» **Given instruction**: Examine the material below. Gather every line in which the string "color" appears.

» **Listed records**:
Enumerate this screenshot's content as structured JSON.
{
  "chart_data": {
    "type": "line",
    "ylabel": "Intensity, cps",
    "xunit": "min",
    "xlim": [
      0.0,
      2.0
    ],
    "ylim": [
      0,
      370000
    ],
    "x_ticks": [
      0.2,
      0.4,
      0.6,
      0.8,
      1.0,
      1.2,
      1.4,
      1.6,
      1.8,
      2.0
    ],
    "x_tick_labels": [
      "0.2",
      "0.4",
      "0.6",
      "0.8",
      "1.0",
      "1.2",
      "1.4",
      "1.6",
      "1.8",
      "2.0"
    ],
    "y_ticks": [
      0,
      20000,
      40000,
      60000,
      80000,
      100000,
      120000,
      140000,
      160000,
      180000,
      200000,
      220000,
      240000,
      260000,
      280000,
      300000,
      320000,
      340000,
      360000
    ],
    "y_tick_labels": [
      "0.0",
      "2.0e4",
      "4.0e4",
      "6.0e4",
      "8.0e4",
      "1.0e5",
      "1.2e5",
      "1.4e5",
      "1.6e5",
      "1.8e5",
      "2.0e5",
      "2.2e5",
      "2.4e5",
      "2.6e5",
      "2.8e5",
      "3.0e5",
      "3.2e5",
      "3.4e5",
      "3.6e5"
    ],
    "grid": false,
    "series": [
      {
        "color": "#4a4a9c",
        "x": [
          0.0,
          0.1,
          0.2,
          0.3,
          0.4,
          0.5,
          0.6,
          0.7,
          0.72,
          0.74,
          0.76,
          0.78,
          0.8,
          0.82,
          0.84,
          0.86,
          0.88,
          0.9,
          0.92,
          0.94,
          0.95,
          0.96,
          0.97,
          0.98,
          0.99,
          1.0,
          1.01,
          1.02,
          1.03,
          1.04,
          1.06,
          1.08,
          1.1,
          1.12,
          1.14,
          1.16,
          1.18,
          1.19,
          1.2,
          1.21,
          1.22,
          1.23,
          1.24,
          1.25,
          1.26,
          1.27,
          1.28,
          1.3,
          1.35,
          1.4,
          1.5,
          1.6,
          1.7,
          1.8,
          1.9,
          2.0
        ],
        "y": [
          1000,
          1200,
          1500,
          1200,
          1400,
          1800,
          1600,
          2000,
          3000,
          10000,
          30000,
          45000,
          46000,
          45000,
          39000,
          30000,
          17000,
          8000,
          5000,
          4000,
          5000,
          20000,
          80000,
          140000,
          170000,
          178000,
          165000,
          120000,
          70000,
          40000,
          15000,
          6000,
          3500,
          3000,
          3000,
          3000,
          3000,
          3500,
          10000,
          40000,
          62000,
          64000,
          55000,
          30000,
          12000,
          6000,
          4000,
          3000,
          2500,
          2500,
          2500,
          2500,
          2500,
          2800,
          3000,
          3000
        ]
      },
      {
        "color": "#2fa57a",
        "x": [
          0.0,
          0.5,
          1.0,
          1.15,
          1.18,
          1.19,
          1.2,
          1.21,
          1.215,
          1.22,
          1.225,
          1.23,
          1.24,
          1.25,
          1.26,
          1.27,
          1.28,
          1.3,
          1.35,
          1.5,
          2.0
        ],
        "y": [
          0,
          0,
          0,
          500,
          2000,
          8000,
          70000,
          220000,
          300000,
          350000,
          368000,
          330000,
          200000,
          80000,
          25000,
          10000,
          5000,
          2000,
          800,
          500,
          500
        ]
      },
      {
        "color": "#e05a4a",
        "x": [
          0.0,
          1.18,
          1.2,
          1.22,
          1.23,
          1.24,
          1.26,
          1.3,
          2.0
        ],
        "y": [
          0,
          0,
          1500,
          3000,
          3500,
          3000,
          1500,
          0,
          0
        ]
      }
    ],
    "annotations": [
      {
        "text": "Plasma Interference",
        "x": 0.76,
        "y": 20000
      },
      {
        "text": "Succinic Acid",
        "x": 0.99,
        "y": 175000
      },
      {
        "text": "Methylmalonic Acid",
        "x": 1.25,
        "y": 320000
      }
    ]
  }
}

» **Result of the exercise**:
        "color": "#4a4a9c",
        "color": "#2fa57a",
        "color": "#e05a4a",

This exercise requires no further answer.